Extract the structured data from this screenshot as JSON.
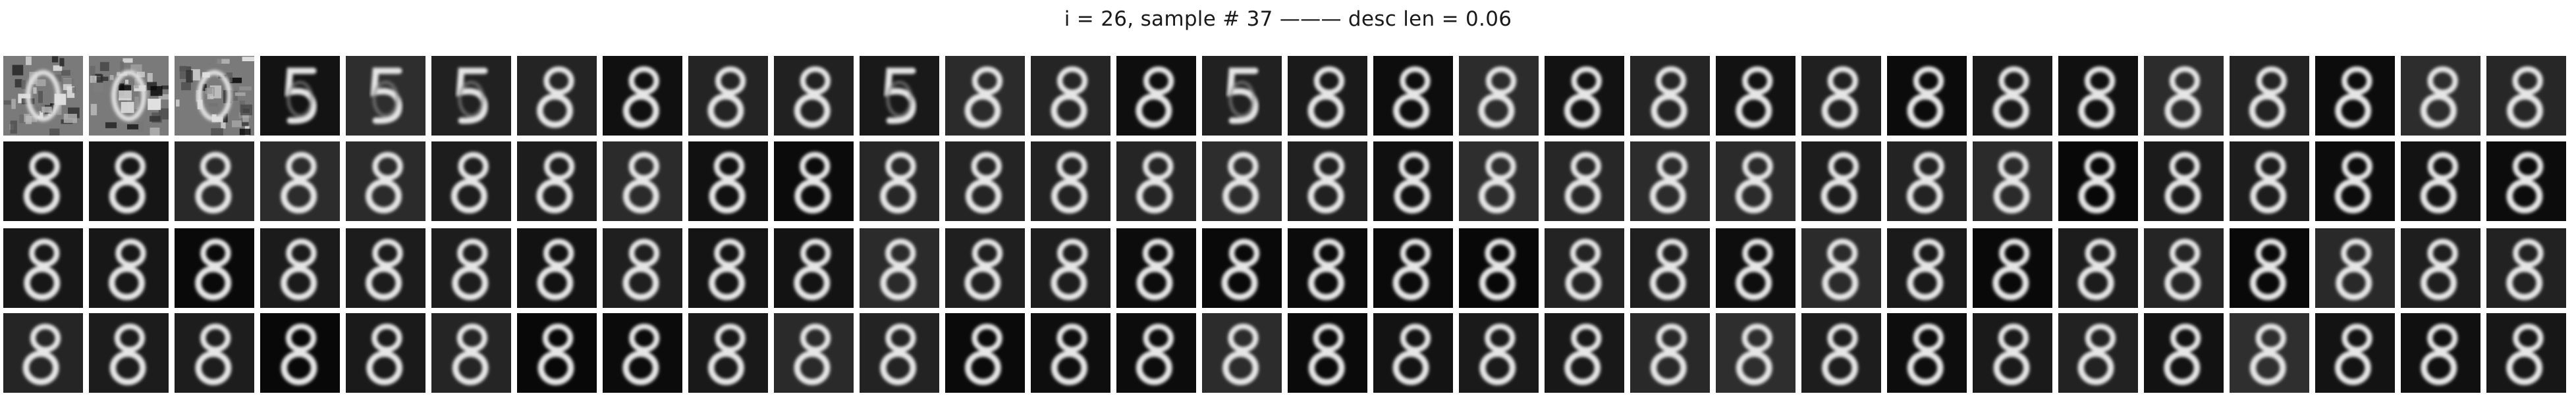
{
  "figure": {
    "title": "i = 26, sample # 37 ——— desc len = 0.06"
  },
  "grid": {
    "rows": 4,
    "cols": 30,
    "panel_content": "reconstructed digit image",
    "colors": {
      "background": "#ffffff",
      "panel_dark": "#0c0c0c",
      "digit_stroke": "#e6e6e6"
    }
  },
  "rows": [
    {
      "name": "row-1",
      "glyphs": [
        "noise",
        "noise",
        "noise",
        "5",
        "5",
        "5",
        "8",
        "8",
        "8",
        "8",
        "5",
        "8",
        "8",
        "8",
        "5",
        "8",
        "8",
        "8",
        "8",
        "8",
        "8",
        "8",
        "8",
        "8",
        "8",
        "8",
        "8",
        "8",
        "8",
        "8"
      ]
    },
    {
      "name": "row-2",
      "glyphs": [
        "8",
        "8",
        "8",
        "8",
        "8",
        "8",
        "8",
        "8",
        "8",
        "8",
        "8",
        "8",
        "8",
        "8",
        "8",
        "8",
        "8",
        "8",
        "8",
        "8",
        "8",
        "8",
        "8",
        "8",
        "8",
        "8",
        "8",
        "8",
        "8",
        "8"
      ]
    },
    {
      "name": "row-3",
      "glyphs": [
        "8",
        "8",
        "8",
        "8",
        "8",
        "8",
        "8",
        "8",
        "8",
        "8",
        "8",
        "8",
        "8",
        "8",
        "8",
        "8",
        "8",
        "8",
        "8",
        "8",
        "8",
        "8",
        "8",
        "8",
        "8",
        "8",
        "8",
        "8",
        "8",
        "8"
      ]
    },
    {
      "name": "row-4",
      "glyphs": [
        "8",
        "8",
        "8",
        "8",
        "8",
        "8",
        "8",
        "8",
        "8",
        "8",
        "8",
        "8",
        "8",
        "8",
        "8",
        "8",
        "8",
        "8",
        "8",
        "8",
        "8",
        "8",
        "8",
        "8",
        "8",
        "8",
        "8",
        "8",
        "8",
        "8"
      ]
    }
  ]
}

- _THE REQUEST_: Looking at the material above, count the lines that hold "name" and give the total alone.

- _WORKED SOLUTION_: 4